**TASK DESCRIPTION**
In the records that follow, locate every line with "boundary" and extract it.

**EXERCISE MATERIAL**
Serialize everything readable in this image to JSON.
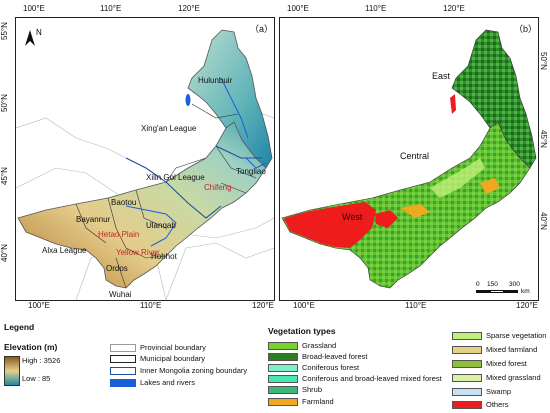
{
  "panels": {
    "a": {
      "label": "（a）"
    },
    "b": {
      "label": "（b）"
    }
  },
  "axes": {
    "lon_ticks": [
      "100°E",
      "110°E",
      "120°E"
    ],
    "lat_ticks": [
      "55°N",
      "50°N",
      "45°N",
      "40°N"
    ]
  },
  "north_arrow": "N",
  "map_a_labels": {
    "hulunbuir": "Hulunbuir",
    "xingan": "Xing'an League",
    "xilingol": "Xilin Gol League",
    "chifeng": "Chifeng",
    "tongliao": "Tongliao",
    "baotou": "Baotou",
    "bayannur": "Bayannur",
    "ulanqab": "Ulanqab",
    "hetao": "Hetao Plain",
    "alxa": "Alxa League",
    "yellow_river": "Yellow River",
    "hohhot": "Hohhot",
    "ordos": "Ordos",
    "wuhai": "Wuhai"
  },
  "map_b_labels": {
    "east": "East",
    "central": "Central",
    "west": "West"
  },
  "scale_bar": {
    "ticks": [
      "0",
      "150",
      "300"
    ],
    "unit": "km"
  },
  "legend": {
    "title": "Legend",
    "elevation_title": "Elevation (m)",
    "elevation_high": "High : 3526",
    "elevation_low": "Low : 85",
    "boundaries": [
      {
        "label": "Provincial boundary",
        "border": "#9a9a9a"
      },
      {
        "label": "Municipal boundary",
        "border": "#222222"
      },
      {
        "label": "Inner Mongolia zoning boundary",
        "border": "#1a4fa0"
      },
      {
        "label": "Lakes and rivers",
        "fill": "#1c5fd9"
      }
    ]
  },
  "vegetation": {
    "title": "Vegetation types",
    "left": [
      {
        "label": "Grassland",
        "color": "#78d12c"
      },
      {
        "label": "Broad-leaved forest",
        "color": "#2e7d1e"
      },
      {
        "label": "Coniferous forest",
        "color": "#7ef0c8"
      },
      {
        "label": "Coniferous and broad-leaved mixed forest",
        "color": "#49e8b0"
      },
      {
        "label": "Shrub",
        "color": "#3cb878"
      },
      {
        "label": "Farmland",
        "color": "#f0a81e"
      }
    ],
    "right": [
      {
        "label": "Sparse vegetation",
        "color": "#bff07a"
      },
      {
        "label": "Mixed farmland",
        "color": "#e6d08a"
      },
      {
        "label": "Mixed forest",
        "color": "#8fbf3c"
      },
      {
        "label": "Mixed grassland",
        "color": "#d9f2a6"
      },
      {
        "label": "Swamp",
        "color": "#c6e0f5"
      },
      {
        "label": "Others",
        "color": "#ee1c1c"
      }
    ]
  },
  "colors": {
    "elev_high": "#8c5a1a",
    "elev_mid": "#e6cf8c",
    "elev_low": "#1d8aa0",
    "river": "#1c5fd9",
    "zoning": "#1a4fa0"
  }
}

**TASK RESULT**
        "label": "Provincial boundary",
        "label": "Municipal boundary",
        "label": "Inner Mongolia zoning boundary",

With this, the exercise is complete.